===== SUPPLIED DATA =====
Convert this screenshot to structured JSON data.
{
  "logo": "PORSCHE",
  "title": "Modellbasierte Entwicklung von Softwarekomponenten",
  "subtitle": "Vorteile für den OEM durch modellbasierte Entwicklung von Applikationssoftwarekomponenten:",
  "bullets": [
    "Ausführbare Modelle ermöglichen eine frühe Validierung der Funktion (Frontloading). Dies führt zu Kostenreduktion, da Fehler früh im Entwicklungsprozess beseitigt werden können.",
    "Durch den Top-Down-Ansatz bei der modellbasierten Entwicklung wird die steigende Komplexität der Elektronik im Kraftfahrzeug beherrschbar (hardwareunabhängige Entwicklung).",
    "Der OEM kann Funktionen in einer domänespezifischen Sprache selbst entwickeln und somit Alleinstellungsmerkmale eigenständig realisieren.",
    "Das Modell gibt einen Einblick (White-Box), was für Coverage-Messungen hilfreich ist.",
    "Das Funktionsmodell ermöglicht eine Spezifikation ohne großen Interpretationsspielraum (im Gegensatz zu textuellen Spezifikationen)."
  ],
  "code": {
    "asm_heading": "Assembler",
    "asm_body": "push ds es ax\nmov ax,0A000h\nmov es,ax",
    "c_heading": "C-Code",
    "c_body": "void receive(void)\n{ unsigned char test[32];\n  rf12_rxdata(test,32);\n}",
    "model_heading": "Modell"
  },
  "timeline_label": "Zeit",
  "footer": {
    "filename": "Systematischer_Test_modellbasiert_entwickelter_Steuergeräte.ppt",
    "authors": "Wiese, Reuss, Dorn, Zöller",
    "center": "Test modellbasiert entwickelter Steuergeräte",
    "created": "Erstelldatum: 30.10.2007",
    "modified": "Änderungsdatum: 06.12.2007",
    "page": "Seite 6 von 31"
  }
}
=====
**EXERCISE DESCRIPTION**
Restate all of the entries exactly, please.

**RESPONSE TO THE EXERCISE**
Convert this screenshot to structured JSON data.
{
  "logo": "PORSCHE",
  "title": "Modellbasierte Entwicklung von Softwarekomponenten",
  "subtitle": "Vorteile für den OEM durch modellbasierte Entwicklung von Applikationssoftwarekomponenten:",
  "bullets": [
    "Ausführbare Modelle ermöglichen eine frühe Validierung der Funktion (Frontloading). Dies führt zu Kostenreduktion, da Fehler früh im Entwicklungsprozess beseitigt werden können.",
    "Durch den Top-Down-Ansatz bei der modellbasierten Entwicklung wird die steigende Komplexität der Elektronik im Kraftfahrzeug beherrschbar (hardwareunabhängige Entwicklung).",
    "Der OEM kann Funktionen in einer domänespezifischen Sprache selbst entwickeln und somit Alleinstellungsmerkmale eigenständig realisieren.",
    "Das Modell gibt einen Einblick (White-Box), was für Coverage-Messungen hilfreich ist.",
    "Das Funktionsmodell ermöglicht eine Spezifikation ohne großen Interpretationsspielraum (im Gegensatz zu textuellen Spezifikationen)."
  ],
  "code": {
    "asm_heading": "Assembler",
    "asm_body": "push ds es ax\nmov ax,0A000h\nmov es,ax",
    "c_heading": "C-Code",
    "c_body": "void receive(void)\n{ unsigned char test[32];\n  rf12_rxdata(test,32);\n}",
    "model_heading": "Modell"
  },
  "timeline_label": "Zeit",
  "footer": {
    "filename": "Systematischer_Test_modellbasiert_entwickelter_Steuergeräte.ppt",
    "authors": "Wiese, Reuss, Dorn, Zöller",
    "center": "Test modellbasiert entwickelter Steuergeräte",
    "created": "Erstelldatum: 30.10.2007",
    "modified": "Änderungsdatum: 06.12.2007",
    "page": "Seite 6 von 31"
  }
}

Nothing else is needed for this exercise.